### [What is asked]
Print out the material that follows word for word.

### [Dataset rows about figures]

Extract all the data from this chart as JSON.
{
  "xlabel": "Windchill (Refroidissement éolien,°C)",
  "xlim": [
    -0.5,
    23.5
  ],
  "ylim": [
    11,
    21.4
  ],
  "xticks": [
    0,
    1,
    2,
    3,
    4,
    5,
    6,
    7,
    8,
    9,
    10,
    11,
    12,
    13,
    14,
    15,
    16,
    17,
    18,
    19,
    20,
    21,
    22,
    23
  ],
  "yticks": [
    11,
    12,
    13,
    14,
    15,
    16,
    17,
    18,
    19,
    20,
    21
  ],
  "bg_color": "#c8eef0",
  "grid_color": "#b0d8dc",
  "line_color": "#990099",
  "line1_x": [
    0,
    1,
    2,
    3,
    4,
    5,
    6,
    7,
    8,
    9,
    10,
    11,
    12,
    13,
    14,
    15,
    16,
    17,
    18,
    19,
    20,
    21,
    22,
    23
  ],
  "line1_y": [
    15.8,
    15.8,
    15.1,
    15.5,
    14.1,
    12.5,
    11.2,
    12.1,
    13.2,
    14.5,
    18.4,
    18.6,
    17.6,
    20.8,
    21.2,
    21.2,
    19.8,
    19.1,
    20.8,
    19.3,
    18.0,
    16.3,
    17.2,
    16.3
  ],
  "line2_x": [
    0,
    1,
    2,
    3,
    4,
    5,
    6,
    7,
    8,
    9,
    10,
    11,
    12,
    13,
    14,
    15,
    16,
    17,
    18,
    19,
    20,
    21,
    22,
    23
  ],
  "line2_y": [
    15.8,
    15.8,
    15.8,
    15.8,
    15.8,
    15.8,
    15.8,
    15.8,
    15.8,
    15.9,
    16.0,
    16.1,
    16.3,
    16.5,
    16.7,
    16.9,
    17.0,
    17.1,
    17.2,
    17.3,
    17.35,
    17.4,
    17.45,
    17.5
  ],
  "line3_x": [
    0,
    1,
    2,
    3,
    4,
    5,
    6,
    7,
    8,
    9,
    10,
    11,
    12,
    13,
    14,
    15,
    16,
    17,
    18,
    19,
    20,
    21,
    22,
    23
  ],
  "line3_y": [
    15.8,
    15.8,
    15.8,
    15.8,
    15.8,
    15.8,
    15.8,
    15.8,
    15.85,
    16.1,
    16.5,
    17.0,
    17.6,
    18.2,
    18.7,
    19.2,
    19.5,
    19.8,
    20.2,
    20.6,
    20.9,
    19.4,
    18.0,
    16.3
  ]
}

### [Exercise answer]
Extract all the data from this chart as JSON.
{
  "xlabel": "Windchill (Refroidissement éolien,°C)",
  "xlim": [
    -0.5,
    23.5
  ],
  "ylim": [
    11,
    21.4
  ],
  "xticks": [
    0,
    1,
    2,
    3,
    4,
    5,
    6,
    7,
    8,
    9,
    10,
    11,
    12,
    13,
    14,
    15,
    16,
    17,
    18,
    19,
    20,
    21,
    22,
    23
  ],
  "yticks": [
    11,
    12,
    13,
    14,
    15,
    16,
    17,
    18,
    19,
    20,
    21
  ],
  "bg_color": "#c8eef0",
  "grid_color": "#b0d8dc",
  "line_color": "#990099",
  "line1_x": [
    0,
    1,
    2,
    3,
    4,
    5,
    6,
    7,
    8,
    9,
    10,
    11,
    12,
    13,
    14,
    15,
    16,
    17,
    18,
    19,
    20,
    21,
    22,
    23
  ],
  "line1_y": [
    15.8,
    15.8,
    15.1,
    15.5,
    14.1,
    12.5,
    11.2,
    12.1,
    13.2,
    14.5,
    18.4,
    18.6,
    17.6,
    20.8,
    21.2,
    21.2,
    19.8,
    19.1,
    20.8,
    19.3,
    18.0,
    16.3,
    17.2,
    16.3
  ],
  "line2_x": [
    0,
    1,
    2,
    3,
    4,
    5,
    6,
    7,
    8,
    9,
    10,
    11,
    12,
    13,
    14,
    15,
    16,
    17,
    18,
    19,
    20,
    21,
    22,
    23
  ],
  "line2_y": [
    15.8,
    15.8,
    15.8,
    15.8,
    15.8,
    15.8,
    15.8,
    15.8,
    15.8,
    15.9,
    16.0,
    16.1,
    16.3,
    16.5,
    16.7,
    16.9,
    17.0,
    17.1,
    17.2,
    17.3,
    17.35,
    17.4,
    17.45,
    17.5
  ],
  "line3_x": [
    0,
    1,
    2,
    3,
    4,
    5,
    6,
    7,
    8,
    9,
    10,
    11,
    12,
    13,
    14,
    15,
    16,
    17,
    18,
    19,
    20,
    21,
    22,
    23
  ],
  "line3_y": [
    15.8,
    15.8,
    15.8,
    15.8,
    15.8,
    15.8,
    15.8,
    15.8,
    15.85,
    16.1,
    16.5,
    17.0,
    17.6,
    18.2,
    18.7,
    19.2,
    19.5,
    19.8,
    20.2,
    20.6,
    20.9,
    19.4,
    18.0,
    16.3
  ]
}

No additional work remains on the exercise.